Your task: Reproduce the records. Keep every word exact and include no images.

Dataset records:
━━━━━━━━━━━━━━━━━━━━━━━━━━━━━━

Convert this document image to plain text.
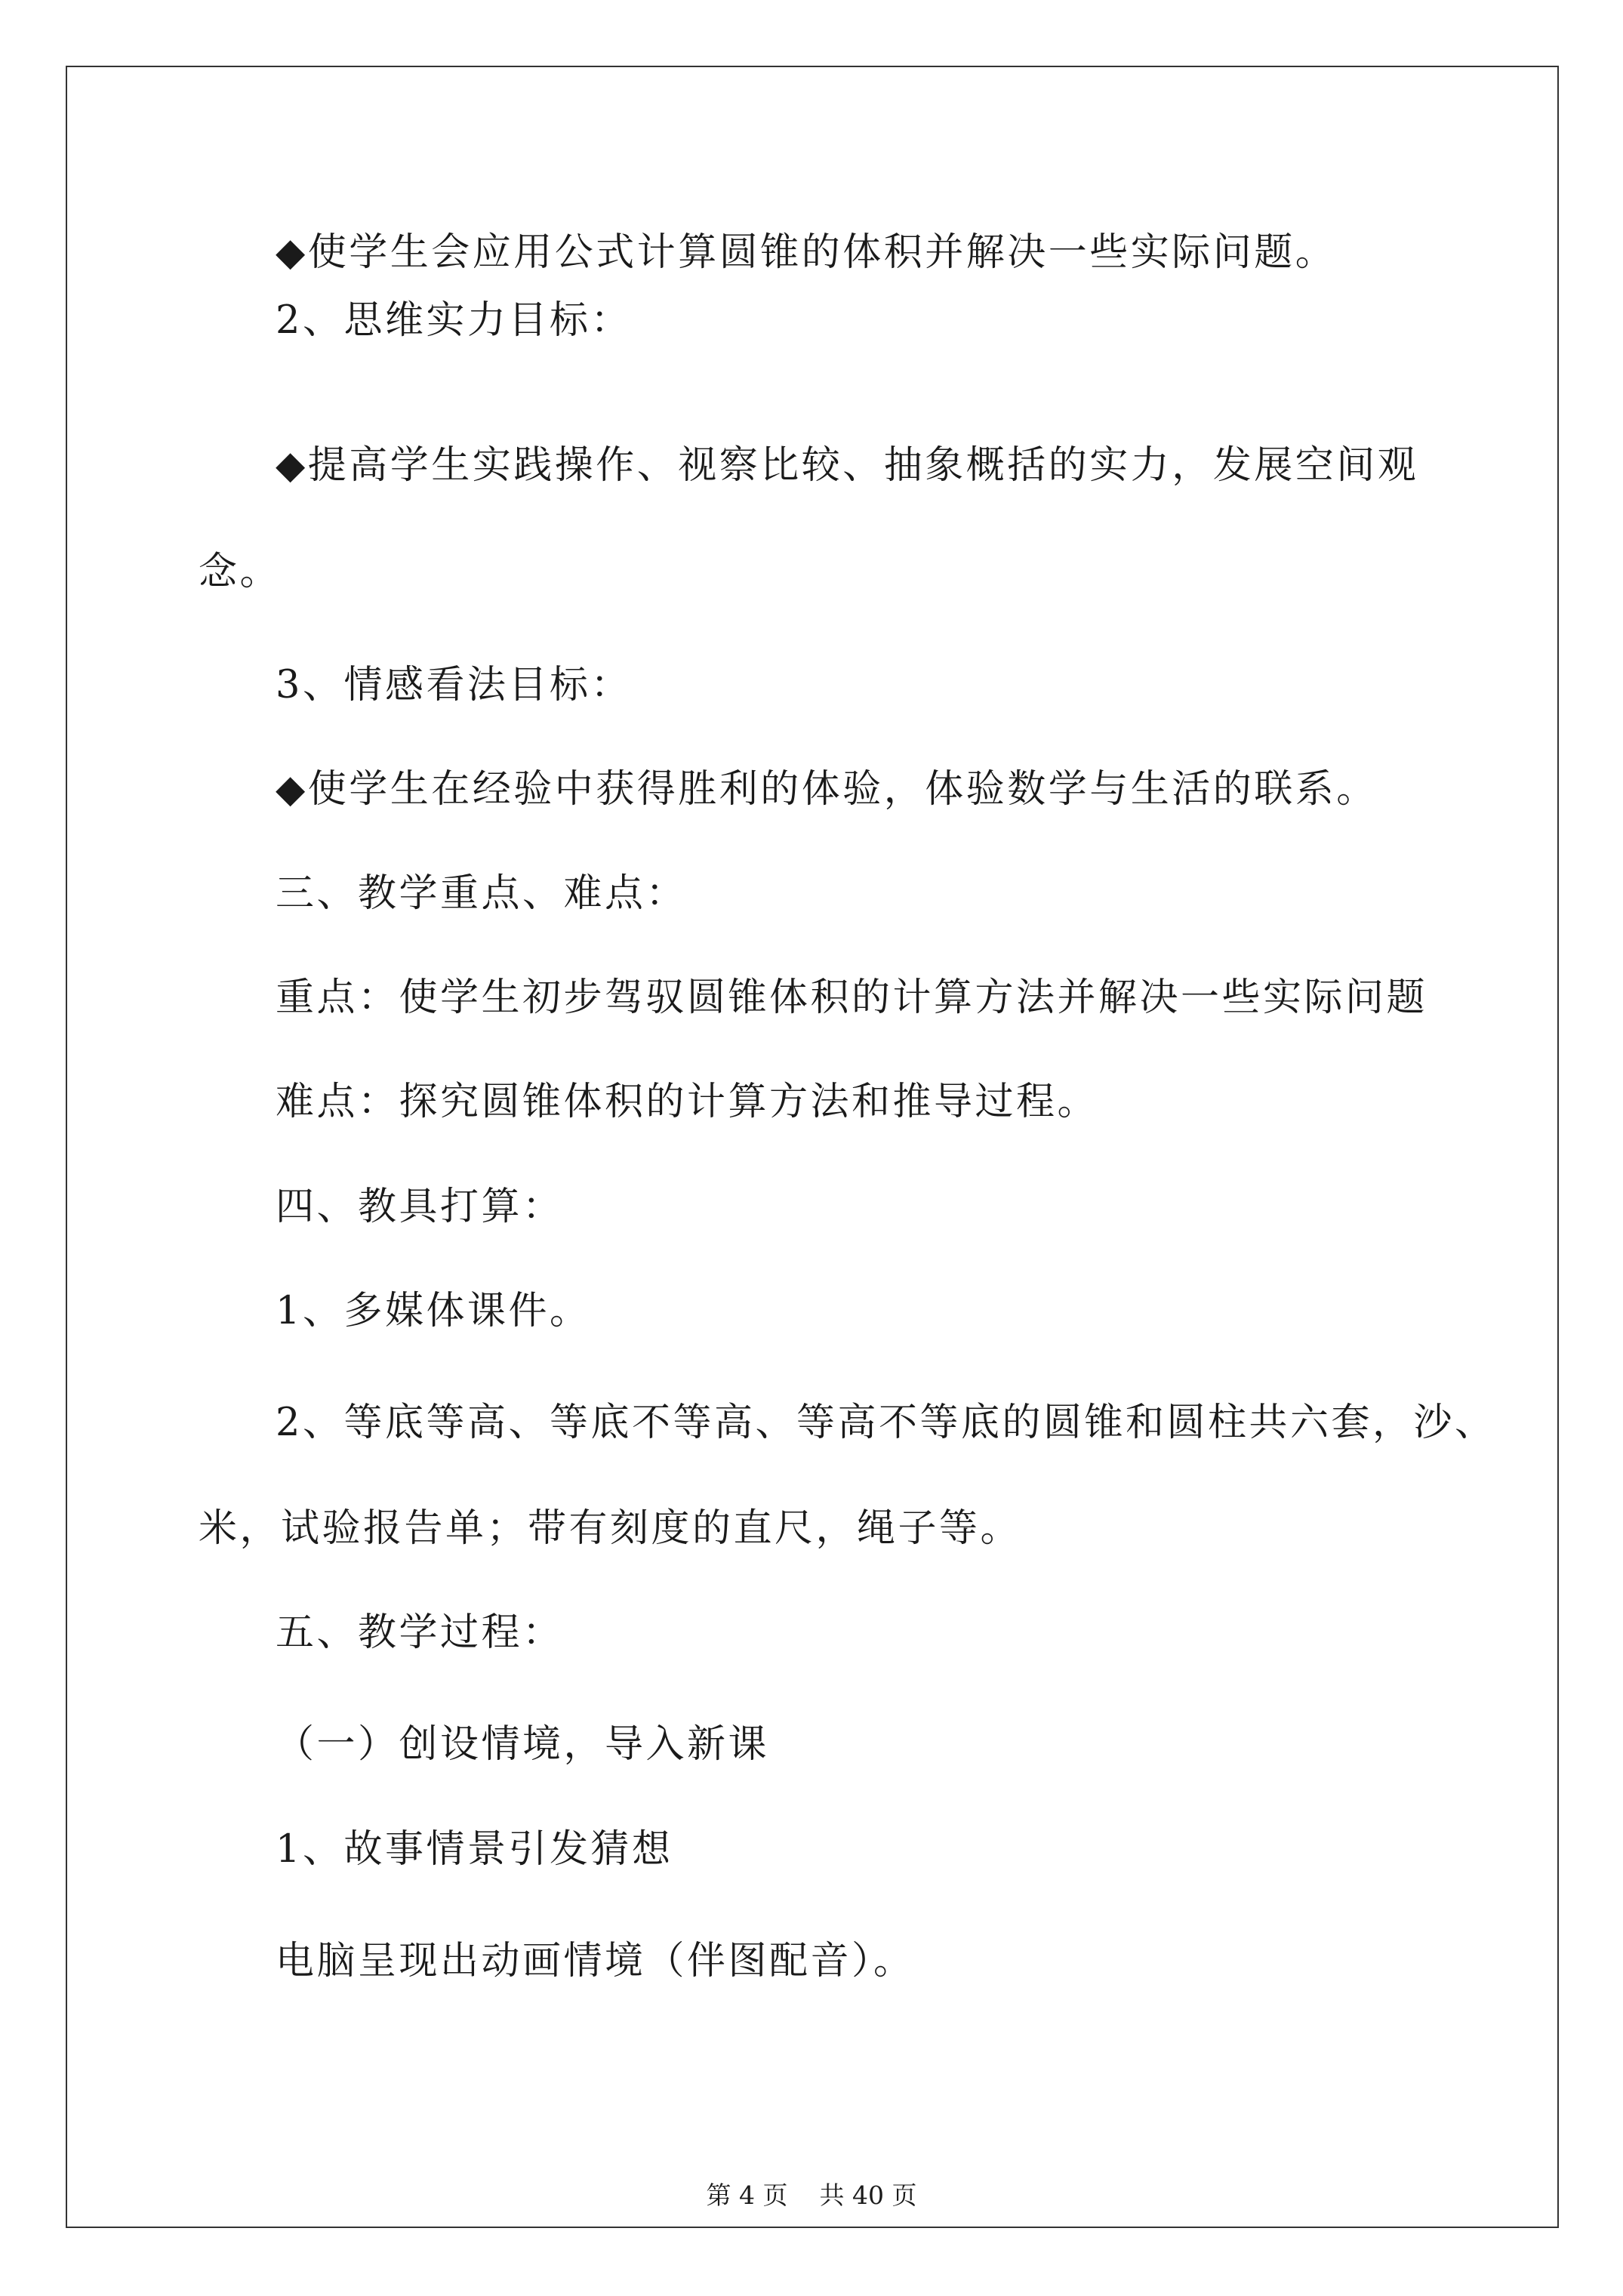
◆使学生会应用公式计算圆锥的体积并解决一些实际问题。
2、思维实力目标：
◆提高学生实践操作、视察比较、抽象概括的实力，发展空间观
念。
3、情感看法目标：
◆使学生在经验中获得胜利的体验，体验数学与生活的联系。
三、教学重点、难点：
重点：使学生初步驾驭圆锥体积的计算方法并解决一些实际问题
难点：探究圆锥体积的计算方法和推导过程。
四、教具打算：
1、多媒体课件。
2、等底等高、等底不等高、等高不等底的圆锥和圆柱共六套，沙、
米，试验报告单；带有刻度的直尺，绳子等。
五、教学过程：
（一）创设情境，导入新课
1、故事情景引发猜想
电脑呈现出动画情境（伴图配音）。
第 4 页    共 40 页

━━━━━━━━━━━━━━━━━━━━━━━━━━━━━━

Result of the exercise:
Convert this document image to plain text.
◆使学生会应用公式计算圆锥的体积并解决一些实际问题。
2、思维实力目标：
◆提高学生实践操作、视察比较、抽象概括的实力，发展空间观
念。
3、情感看法目标：
◆使学生在经验中获得胜利的体验，体验数学与生活的联系。
三、教学重点、难点：
重点：使学生初步驾驭圆锥体积的计算方法并解决一些实际问题
难点：探究圆锥体积的计算方法和推导过程。
四、教具打算：
1、多媒体课件。
2、等底等高、等底不等高、等高不等底的圆锥和圆柱共六套，沙、
米，试验报告单；带有刻度的直尺，绳子等。
五、教学过程：
（一）创设情境，导入新课
1、故事情景引发猜想
电脑呈现出动画情境（伴图配音）。
第 4 页    共 40 页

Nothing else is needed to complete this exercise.